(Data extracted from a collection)
* begin *

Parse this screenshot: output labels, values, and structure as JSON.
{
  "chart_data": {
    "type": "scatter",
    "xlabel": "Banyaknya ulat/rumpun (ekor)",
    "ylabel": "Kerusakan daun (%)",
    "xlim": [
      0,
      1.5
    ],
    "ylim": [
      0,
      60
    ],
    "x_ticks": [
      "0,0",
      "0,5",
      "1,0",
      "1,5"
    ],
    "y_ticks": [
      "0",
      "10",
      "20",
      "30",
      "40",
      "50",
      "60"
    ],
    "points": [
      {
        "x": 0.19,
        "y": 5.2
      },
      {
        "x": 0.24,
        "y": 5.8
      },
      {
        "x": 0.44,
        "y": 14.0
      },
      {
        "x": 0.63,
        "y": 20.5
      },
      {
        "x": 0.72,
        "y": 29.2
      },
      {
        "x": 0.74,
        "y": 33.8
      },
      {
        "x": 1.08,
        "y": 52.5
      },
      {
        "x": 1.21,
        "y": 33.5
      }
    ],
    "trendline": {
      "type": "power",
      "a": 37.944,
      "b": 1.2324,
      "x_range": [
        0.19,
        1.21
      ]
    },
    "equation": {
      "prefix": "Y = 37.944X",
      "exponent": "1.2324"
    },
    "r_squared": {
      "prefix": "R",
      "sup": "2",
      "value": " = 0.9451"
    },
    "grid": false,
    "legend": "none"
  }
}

* end *

▶ _WHAT THE TASK REQUIRES_: Print every record exactly as it was given.

▶ _EXPECTED ANSWER_:
Parse this screenshot: output labels, values, and structure as JSON.
{
  "chart_data": {
    "type": "scatter",
    "xlabel": "Banyaknya ulat/rumpun (ekor)",
    "ylabel": "Kerusakan daun (%)",
    "xlim": [
      0,
      1.5
    ],
    "ylim": [
      0,
      60
    ],
    "x_ticks": [
      "0,0",
      "0,5",
      "1,0",
      "1,5"
    ],
    "y_ticks": [
      "0",
      "10",
      "20",
      "30",
      "40",
      "50",
      "60"
    ],
    "points": [
      {
        "x": 0.19,
        "y": 5.2
      },
      {
        "x": 0.24,
        "y": 5.8
      },
      {
        "x": 0.44,
        "y": 14.0
      },
      {
        "x": 0.63,
        "y": 20.5
      },
      {
        "x": 0.72,
        "y": 29.2
      },
      {
        "x": 0.74,
        "y": 33.8
      },
      {
        "x": 1.08,
        "y": 52.5
      },
      {
        "x": 1.21,
        "y": 33.5
      }
    ],
    "trendline": {
      "type": "power",
      "a": 37.944,
      "b": 1.2324,
      "x_range": [
        0.19,
        1.21
      ]
    },
    "equation": {
      "prefix": "Y = 37.944X",
      "exponent": "1.2324"
    },
    "r_squared": {
      "prefix": "R",
      "sup": "2",
      "value": " = 0.9451"
    },
    "grid": false,
    "legend": "none"
  }
}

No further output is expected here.